Data entries:
** Start **

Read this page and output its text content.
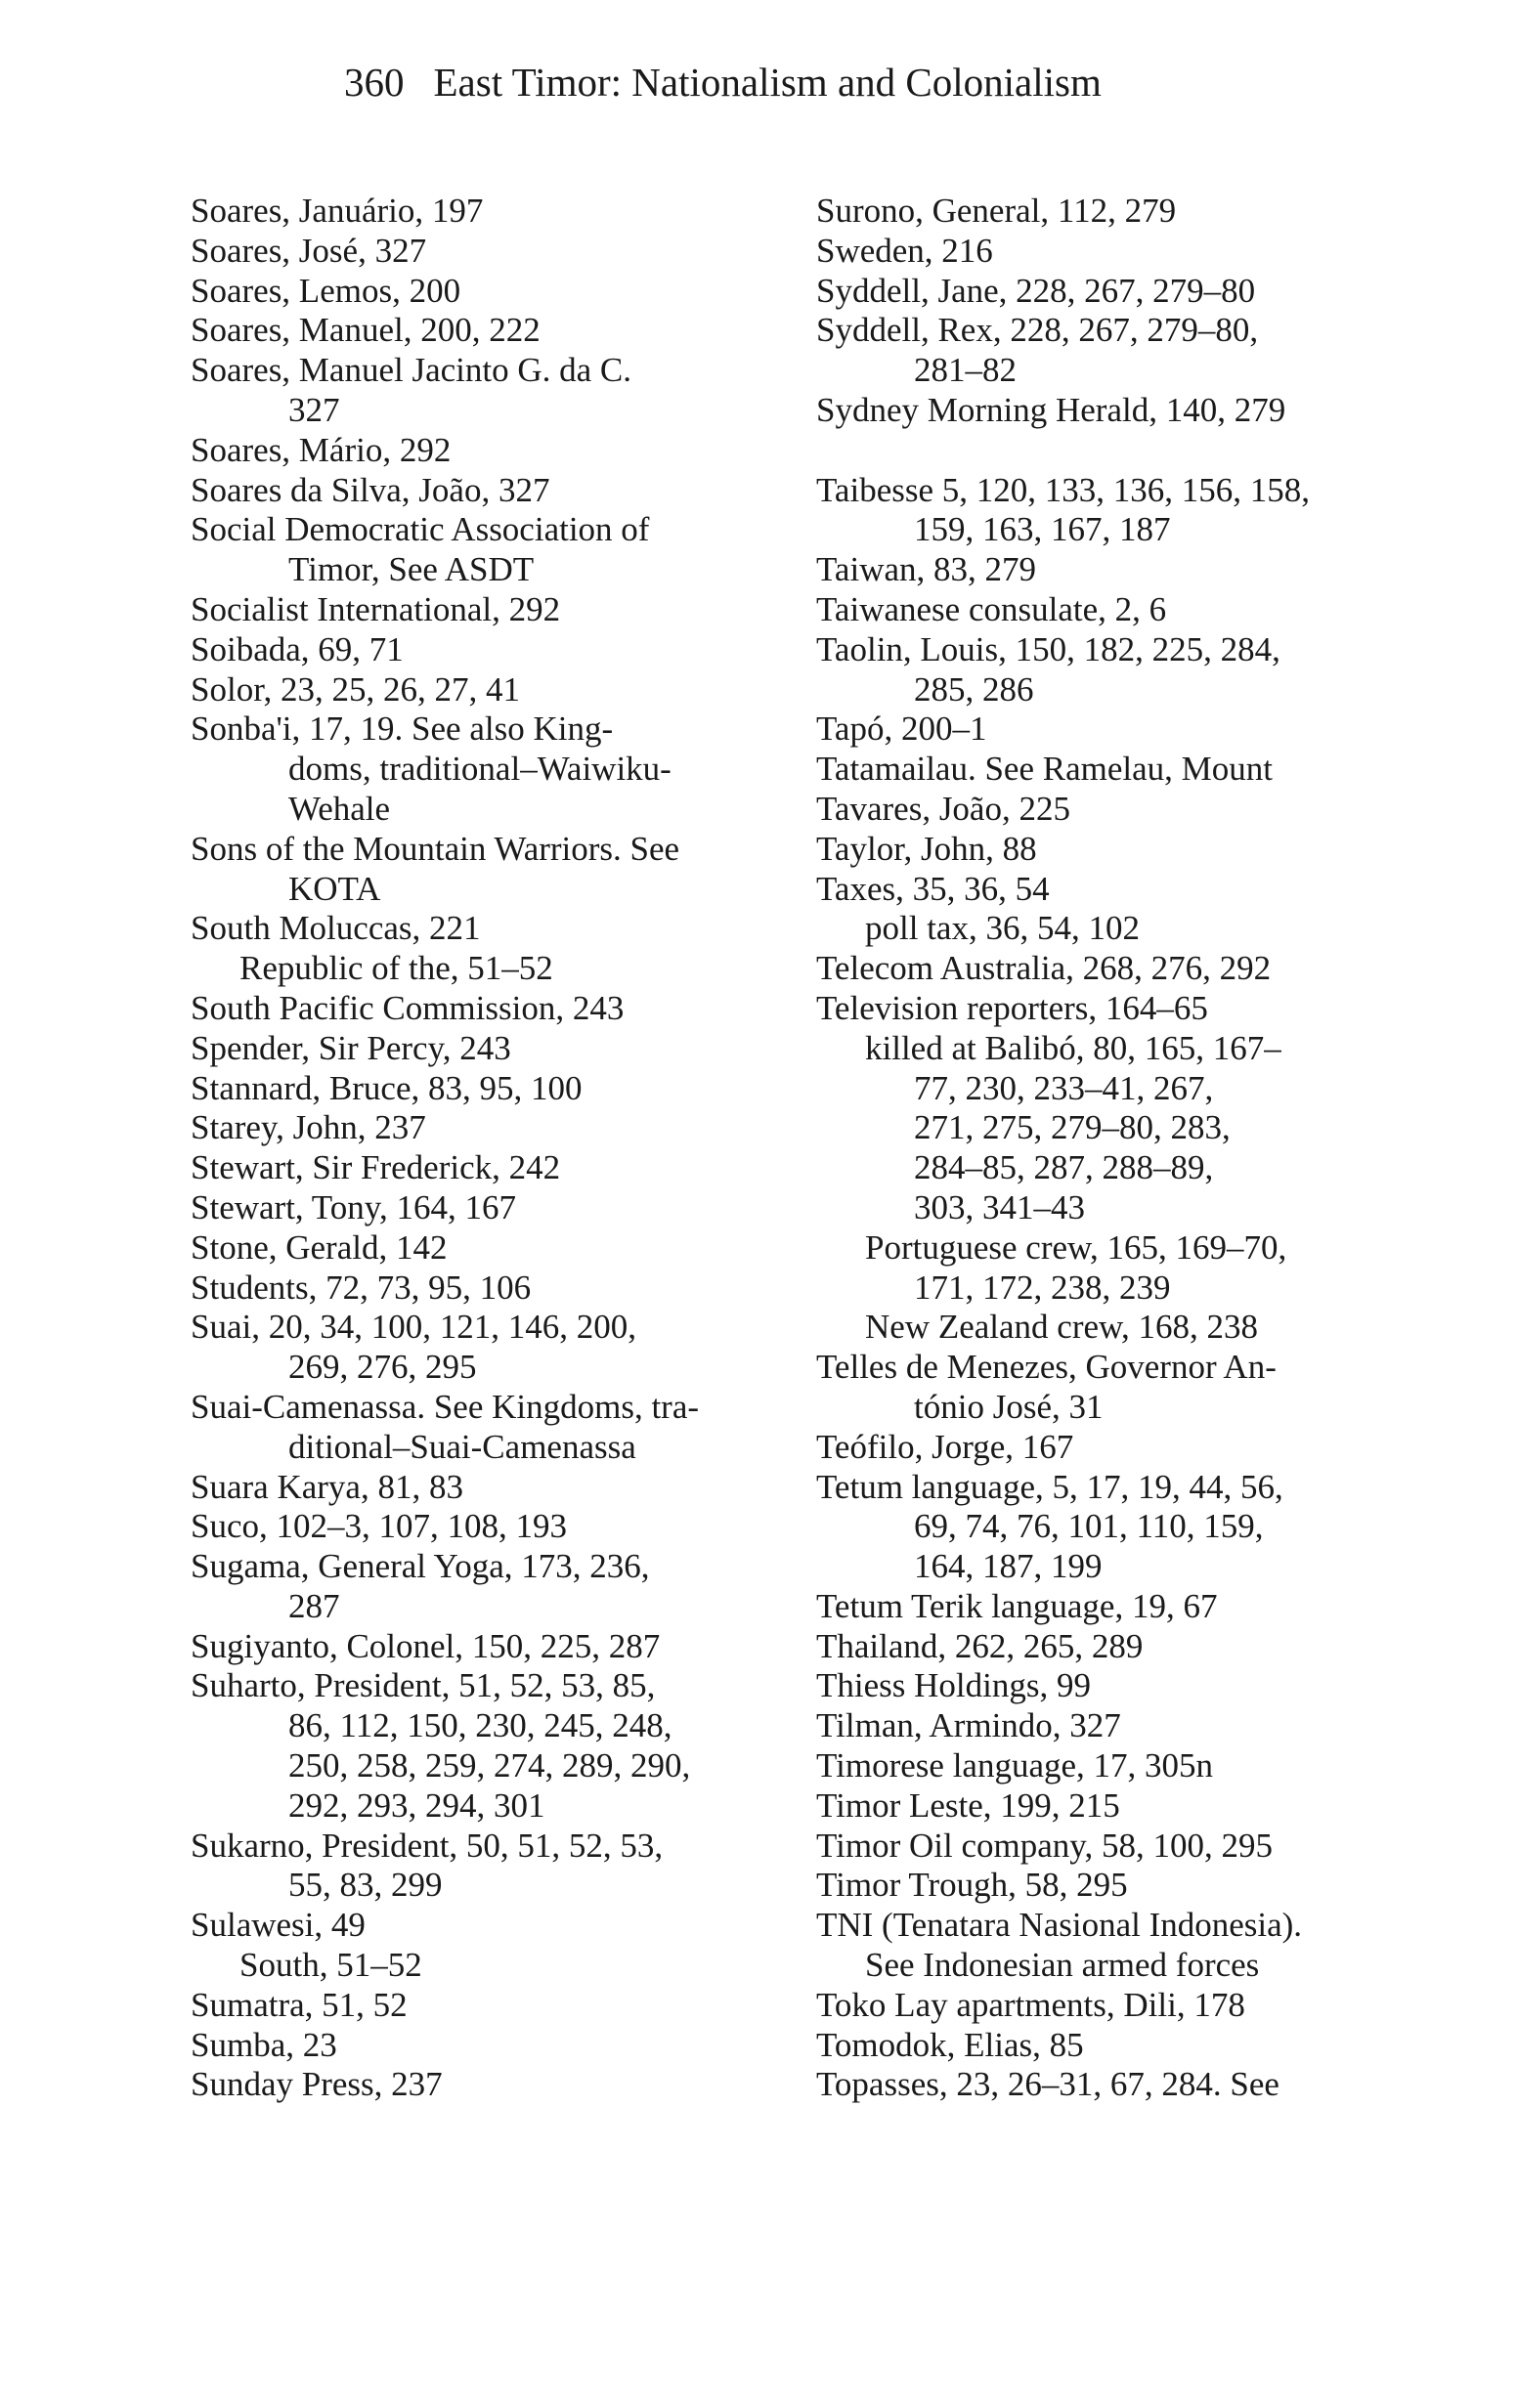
360 East Timor: Nationalism and Colonialism
Soares, Januário, 197
Soares, José, 327
Soares, Lemos, 200
Soares, Manuel, 200, 222
Soares, Manuel Jacinto G. da C.
327
Soares, Mário, 292
Soares da Silva, João, 327
Social Democratic Association of
Timor, See ASDT
Socialist International, 292
Soibada, 69, 71
Solor, 23, 25, 26, 27, 41
Sonba'i, 17, 19. See also King-
doms, traditional–Waiwiku-
Wehale
Sons of the Mountain Warriors. See
KOTA
South Moluccas, 221
Republic of the, 51–52
South Pacific Commission, 243
Spender, Sir Percy, 243
Stannard, Bruce, 83, 95, 100
Starey, John, 237
Stewart, Sir Frederick, 242
Stewart, Tony, 164, 167
Stone, Gerald, 142
Students, 72, 73, 95, 106
Suai, 20, 34, 100, 121, 146, 200,
269, 276, 295
Suai-Camenassa. See Kingdoms, tra-
ditional–Suai-Camenassa
Suara Karya, 81, 83
Suco, 102–3, 107, 108, 193
Sugama, General Yoga, 173, 236,
287
Sugiyanto, Colonel, 150, 225, 287
Suharto, President, 51, 52, 53, 85,
86, 112, 150, 230, 245, 248,
250, 258, 259, 274, 289, 290,
292, 293, 294, 301
Sukarno, President, 50, 51, 52, 53,
55, 83, 299
Sulawesi, 49
South, 51–52
Sumatra, 51, 52
Sumba, 23
Sunday Press, 237
Surono, General, 112, 279
Sweden, 216
Syddell, Jane, 228, 267, 279–80
Syddell, Rex, 228, 267, 279–80,
281–82
Sydney Morning Herald, 140, 279
Taibesse 5, 120, 133, 136, 156, 158,
159, 163, 167, 187
Taiwan, 83, 279
Taiwanese consulate, 2, 6
Taolin, Louis, 150, 182, 225, 284,
285, 286
Tapó, 200–1
Tatamailau. See Ramelau, Mount
Tavares, João, 225
Taylor, John, 88
Taxes, 35, 36, 54
poll tax, 36, 54, 102
Telecom Australia, 268, 276, 292
Television reporters, 164–65
killed at Balibó, 80, 165, 167–
77, 230, 233–41, 267,
271, 275, 279–80, 283,
284–85, 287, 288–89,
303, 341–43
Portuguese crew, 165, 169–70,
171, 172, 238, 239
New Zealand crew, 168, 238
Telles de Menezes, Governor An-
tónio José, 31
Teófilo, Jorge, 167
Tetum language, 5, 17, 19, 44, 56,
69, 74, 76, 101, 110, 159,
164, 187, 199
Tetum Terik language, 19, 67
Thailand, 262, 265, 289
Thiess Holdings, 99
Tilman, Armindo, 327
Timorese language, 17, 305n
Timor Leste, 199, 215
Timor Oil company, 58, 100, 295
Timor Trough, 58, 295
TNI (Tenatara Nasional Indonesia).
See Indonesian armed forces
Toko Lay apartments, Dili, 178
Tomodok, Elias, 85
Topasses, 23, 26–31, 67, 284. See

** End **

Exercise details: From start to finish, output the listing exactly, but omit its pictures.

In response:
Read this page and output its text content.
360 East Timor: Nationalism and Colonialism
Soares, Januário, 197
Soares, José, 327
Soares, Lemos, 200
Soares, Manuel, 200, 222
Soares, Manuel Jacinto G. da C.
327
Soares, Mário, 292
Soares da Silva, João, 327
Social Democratic Association of
Timor, See ASDT
Socialist International, 292
Soibada, 69, 71
Solor, 23, 25, 26, 27, 41
Sonba'i, 17, 19. See also King-
doms, traditional–Waiwiku-
Wehale
Sons of the Mountain Warriors. See
KOTA
South Moluccas, 221
Republic of the, 51–52
South Pacific Commission, 243
Spender, Sir Percy, 243
Stannard, Bruce, 83, 95, 100
Starey, John, 237
Stewart, Sir Frederick, 242
Stewart, Tony, 164, 167
Stone, Gerald, 142
Students, 72, 73, 95, 106
Suai, 20, 34, 100, 121, 146, 200,
269, 276, 295
Suai-Camenassa. See Kingdoms, tra-
ditional–Suai-Camenassa
Suara Karya, 81, 83
Suco, 102–3, 107, 108, 193
Sugama, General Yoga, 173, 236,
287
Sugiyanto, Colonel, 150, 225, 287
Suharto, President, 51, 52, 53, 85,
86, 112, 150, 230, 245, 248,
250, 258, 259, 274, 289, 290,
292, 293, 294, 301
Sukarno, President, 50, 51, 52, 53,
55, 83, 299
Sulawesi, 49
South, 51–52
Sumatra, 51, 52
Sumba, 23
Sunday Press, 237
Surono, General, 112, 279
Sweden, 216
Syddell, Jane, 228, 267, 279–80
Syddell, Rex, 228, 267, 279–80,
281–82
Sydney Morning Herald, 140, 279
Taibesse 5, 120, 133, 136, 156, 158,
159, 163, 167, 187
Taiwan, 83, 279
Taiwanese consulate, 2, 6
Taolin, Louis, 150, 182, 225, 284,
285, 286
Tapó, 200–1
Tatamailau. See Ramelau, Mount
Tavares, João, 225
Taylor, John, 88
Taxes, 35, 36, 54
poll tax, 36, 54, 102
Telecom Australia, 268, 276, 292
Television reporters, 164–65
killed at Balibó, 80, 165, 167–
77, 230, 233–41, 267,
271, 275, 279–80, 283,
284–85, 287, 288–89,
303, 341–43
Portuguese crew, 165, 169–70,
171, 172, 238, 239
New Zealand crew, 168, 238
Telles de Menezes, Governor An-
tónio José, 31
Teófilo, Jorge, 167
Tetum language, 5, 17, 19, 44, 56,
69, 74, 76, 101, 110, 159,
164, 187, 199
Tetum Terik language, 19, 67
Thailand, 262, 265, 289
Thiess Holdings, 99
Tilman, Armindo, 327
Timorese language, 17, 305n
Timor Leste, 199, 215
Timor Oil company, 58, 100, 295
Timor Trough, 58, 295
TNI (Tenatara Nasional Indonesia).
See Indonesian armed forces
Toko Lay apartments, Dili, 178
Tomodok, Elias, 85
Topasses, 23, 26–31, 67, 284. See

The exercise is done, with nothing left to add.